## PROBLEM DESCRIPTION
From the records that follow, copy every line that contains the word "CDDP".

(Data entries for graphics)

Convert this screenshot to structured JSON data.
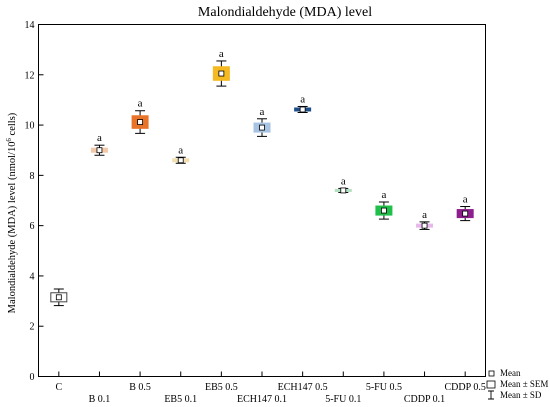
{
  "chart_data": {
    "type": "box",
    "title": "Malondialdehyde (MDA) level",
    "ylabel_main": "Malondialdehyde (MDA) level (nmol/10",
    "ylabel_sup": "6",
    "ylabel_tail": " cells)",
    "ylim": [
      0,
      14
    ],
    "yticks": [
      0,
      2,
      4,
      6,
      8,
      10,
      12,
      14
    ],
    "categories": [
      "C",
      "B 0.1",
      "B 0.5",
      "EB5 0.1",
      "EB5 0.5",
      "ECH147 0.1",
      "ECH147 0.5",
      "5-FU 0.1",
      "5-FU 0.5",
      "CDDP 0.1",
      "CDDP 0.5"
    ],
    "groups": [
      {
        "label": "C",
        "mean": 3.15,
        "sem": 0.18,
        "sd": 0.33,
        "color": "#ffffff",
        "edge": "#444444",
        "sig": ""
      },
      {
        "label": "B 0.1",
        "mean": 9.0,
        "sem": 0.08,
        "sd": 0.2,
        "color": "#f2c9a8",
        "edge": "#f2c9a8",
        "sig": "a"
      },
      {
        "label": "B 0.5",
        "mean": 10.12,
        "sem": 0.25,
        "sd": 0.45,
        "color": "#e8742a",
        "edge": "#e8742a",
        "sig": "a"
      },
      {
        "label": "EB5 0.1",
        "mean": 8.6,
        "sem": 0.06,
        "sd": 0.12,
        "color": "#f3dfb0",
        "edge": "#f3dfb0",
        "sig": "a"
      },
      {
        "label": "EB5 0.5",
        "mean": 12.05,
        "sem": 0.27,
        "sd": 0.5,
        "color": "#f5b921",
        "edge": "#f5b921",
        "sig": "a"
      },
      {
        "label": "ECH147 0.1",
        "mean": 9.9,
        "sem": 0.18,
        "sd": 0.35,
        "color": "#a8c4e2",
        "edge": "#a8c4e2",
        "sig": "a"
      },
      {
        "label": "ECH147 0.5",
        "mean": 10.62,
        "sem": 0.06,
        "sd": 0.12,
        "color": "#1f4e89",
        "edge": "#1f4e89",
        "sig": "a"
      },
      {
        "label": "5-FU 0.1",
        "mean": 7.4,
        "sem": 0.04,
        "sd": 0.08,
        "color": "#b2dfbf",
        "edge": "#b2dfbf",
        "sig": "a"
      },
      {
        "label": "5-FU 0.5",
        "mean": 6.6,
        "sem": 0.18,
        "sd": 0.34,
        "color": "#1fbf4a",
        "edge": "#1fbf4a",
        "sig": "a"
      },
      {
        "label": "CDDP 0.1",
        "mean": 6.0,
        "sem": 0.06,
        "sd": 0.15,
        "color": "#e8b8ea",
        "edge": "#e8b8ea",
        "sig": "a"
      },
      {
        "label": "CDDP 0.5",
        "mean": 6.48,
        "sem": 0.16,
        "sd": 0.28,
        "color": "#8e1e8e",
        "edge": "#8e1e8e",
        "sig": "a"
      }
    ],
    "legend": {
      "position": "bottom-right",
      "entries": [
        "Mean",
        "Mean ± SEM",
        "Mean ± SD"
      ]
    },
    "grid": false
  }
}
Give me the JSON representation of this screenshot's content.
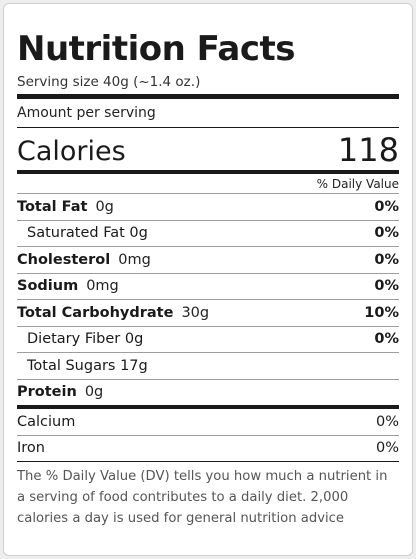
{
  "title": "Nutrition Facts",
  "serving_size": "Serving size 40g (~1.4 oz.)",
  "amount_per_serving": "Amount per serving",
  "calories": {
    "label": "Calories",
    "value": "118"
  },
  "daily_value_header": "% Daily Value",
  "nutrients": [
    {
      "name": "Total Fat",
      "amount": "0g",
      "dv": "0%"
    },
    {
      "name": "Saturated Fat 0g",
      "dv": "0%"
    },
    {
      "name": "Cholesterol",
      "amount": "0mg",
      "dv": "0%"
    },
    {
      "name": "Sodium",
      "amount": "0mg",
      "dv": "0%"
    },
    {
      "name": "Total Carbohydrate",
      "amount": "30g",
      "dv": "10%"
    },
    {
      "name": "Dietary Fiber 0g",
      "dv": "0%"
    },
    {
      "name": "Total Sugars 17g"
    },
    {
      "name": "Protein",
      "amount": "0g"
    }
  ],
  "minerals": [
    {
      "name": "Calcium",
      "dv": "0%"
    },
    {
      "name": "Iron",
      "dv": "0%"
    }
  ],
  "footnote": "The % Daily Value (DV) tells you how much a nutrient in a serving of food contributes to a daily diet. 2,000 calories a day is used for general nutrition advice"
}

## TASK ANSWER
      "CDDP 0.1",
      "CDDP 0.5"
        "label": "CDDP 0.1",
        "label": "CDDP 0.5",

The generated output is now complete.